[WHAT THIS TASK INVOLVES]
Nothing before the line containing "Convert this document image to plain text." belongs in the answer; quote that line and all lines after it through the end of the material, word for word.

[MATERIAL SUPPLIED]
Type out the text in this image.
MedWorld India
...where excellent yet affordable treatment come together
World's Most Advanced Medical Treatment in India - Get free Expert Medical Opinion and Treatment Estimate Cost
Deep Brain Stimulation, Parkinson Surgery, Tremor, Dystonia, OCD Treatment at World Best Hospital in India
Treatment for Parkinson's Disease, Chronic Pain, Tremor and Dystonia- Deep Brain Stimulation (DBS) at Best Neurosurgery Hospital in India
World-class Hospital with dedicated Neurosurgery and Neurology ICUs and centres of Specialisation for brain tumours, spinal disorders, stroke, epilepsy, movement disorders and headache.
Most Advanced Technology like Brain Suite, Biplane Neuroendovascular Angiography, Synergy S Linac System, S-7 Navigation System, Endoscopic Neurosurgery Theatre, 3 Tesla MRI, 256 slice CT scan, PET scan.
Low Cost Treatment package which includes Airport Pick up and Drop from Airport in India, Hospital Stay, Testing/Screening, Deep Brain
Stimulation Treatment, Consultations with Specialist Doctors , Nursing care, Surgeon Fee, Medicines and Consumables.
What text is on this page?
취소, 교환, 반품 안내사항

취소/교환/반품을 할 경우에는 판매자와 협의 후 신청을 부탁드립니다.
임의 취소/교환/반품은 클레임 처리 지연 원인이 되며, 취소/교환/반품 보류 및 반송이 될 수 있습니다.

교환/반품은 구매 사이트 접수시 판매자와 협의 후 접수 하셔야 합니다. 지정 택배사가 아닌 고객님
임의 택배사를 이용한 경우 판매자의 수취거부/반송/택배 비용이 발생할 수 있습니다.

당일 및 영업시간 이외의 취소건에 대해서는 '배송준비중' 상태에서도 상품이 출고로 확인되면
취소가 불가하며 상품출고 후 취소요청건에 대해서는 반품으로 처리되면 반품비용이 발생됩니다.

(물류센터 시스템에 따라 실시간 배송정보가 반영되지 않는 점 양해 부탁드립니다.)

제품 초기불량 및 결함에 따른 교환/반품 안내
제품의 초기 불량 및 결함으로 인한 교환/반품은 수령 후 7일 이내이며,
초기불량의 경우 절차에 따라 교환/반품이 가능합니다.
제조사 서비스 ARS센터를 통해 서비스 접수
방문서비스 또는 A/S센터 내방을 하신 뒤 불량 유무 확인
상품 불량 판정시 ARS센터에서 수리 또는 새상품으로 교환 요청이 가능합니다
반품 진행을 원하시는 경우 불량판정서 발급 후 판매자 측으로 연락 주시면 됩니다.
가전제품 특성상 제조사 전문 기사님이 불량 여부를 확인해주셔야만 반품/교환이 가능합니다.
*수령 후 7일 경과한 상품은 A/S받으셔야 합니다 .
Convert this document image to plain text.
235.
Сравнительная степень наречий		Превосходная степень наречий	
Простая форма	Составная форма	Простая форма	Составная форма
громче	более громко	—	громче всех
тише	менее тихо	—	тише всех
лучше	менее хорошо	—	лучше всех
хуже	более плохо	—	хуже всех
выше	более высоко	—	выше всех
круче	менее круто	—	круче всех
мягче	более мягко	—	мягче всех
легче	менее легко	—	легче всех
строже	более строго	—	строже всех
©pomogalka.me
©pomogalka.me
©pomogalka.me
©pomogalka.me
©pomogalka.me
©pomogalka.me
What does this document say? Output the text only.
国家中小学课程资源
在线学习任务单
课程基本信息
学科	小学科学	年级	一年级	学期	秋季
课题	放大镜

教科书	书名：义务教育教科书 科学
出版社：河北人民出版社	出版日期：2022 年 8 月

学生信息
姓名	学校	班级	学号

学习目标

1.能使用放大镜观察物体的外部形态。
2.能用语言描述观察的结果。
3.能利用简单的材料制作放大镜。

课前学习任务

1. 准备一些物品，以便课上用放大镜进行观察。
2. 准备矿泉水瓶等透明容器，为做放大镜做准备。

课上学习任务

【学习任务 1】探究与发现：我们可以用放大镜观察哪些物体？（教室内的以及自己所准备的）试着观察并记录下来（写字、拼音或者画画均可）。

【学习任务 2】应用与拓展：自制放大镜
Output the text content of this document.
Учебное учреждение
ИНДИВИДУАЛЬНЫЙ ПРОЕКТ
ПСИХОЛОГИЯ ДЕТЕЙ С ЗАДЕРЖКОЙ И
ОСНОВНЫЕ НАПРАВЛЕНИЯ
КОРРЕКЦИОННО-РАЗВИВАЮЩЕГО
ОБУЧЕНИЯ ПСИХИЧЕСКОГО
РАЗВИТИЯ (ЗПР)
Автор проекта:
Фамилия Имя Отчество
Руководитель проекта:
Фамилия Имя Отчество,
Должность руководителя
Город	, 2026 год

[SOLUTION]
Convert this document image to plain text.
235.
Сравнительная степень наречий		Превосходная степень наречий	
Простая форма	Составная форма	Простая форма	Составная форма
громче	более громко	—	громче всех
тише	менее тихо	—	тише всех
лучше	менее хорошо	—	лучше всех
хуже	более плохо	—	хуже всех
выше	более высоко	—	выше всех
круче	менее круто	—	круче всех
мягче	более мягко	—	мягче всех
легче	менее легко	—	легче всех
строже	более строго	—	строже всех
©pomogalka.me
©pomogalka.me
©pomogalka.me
©pomogalka.me
©pomogalka.me
©pomogalka.me
What does this document say? Output the text only.
国家中小学课程资源
在线学习任务单
课程基本信息
学科	小学科学	年级	一年级	学期	秋季
课题	放大镜

教科书	书名：义务教育教科书 科学
出版社：河北人民出版社	出版日期：2022 年 8 月

学生信息
姓名	学校	班级	学号

学习目标

1.能使用放大镜观察物体的外部形态。
2.能用语言描述观察的结果。
3.能利用简单的材料制作放大镜。

课前学习任务

1. 准备一些物品，以便课上用放大镜进行观察。
2. 准备矿泉水瓶等透明容器，为做放大镜做准备。

课上学习任务

【学习任务 1】探究与发现：我们可以用放大镜观察哪些物体？（教室内的以及自己所准备的）试着观察并记录下来（写字、拼音或者画画均可）。

【学习任务 2】应用与拓展：自制放大镜
Output the text content of this document.
Учебное учреждение
ИНДИВИДУАЛЬНЫЙ ПРОЕКТ
ПСИХОЛОГИЯ ДЕТЕЙ С ЗАДЕРЖКОЙ И
ОСНОВНЫЕ НАПРАВЛЕНИЯ
КОРРЕКЦИОННО-РАЗВИВАЮЩЕГО
ОБУЧЕНИЯ ПСИХИЧЕСКОГО
РАЗВИТИЯ (ЗПР)
Автор проекта:
Фамилия Имя Отчество
Руководитель проекта:
Фамилия Имя Отчество,
Должность руководителя
Город	, 2026 год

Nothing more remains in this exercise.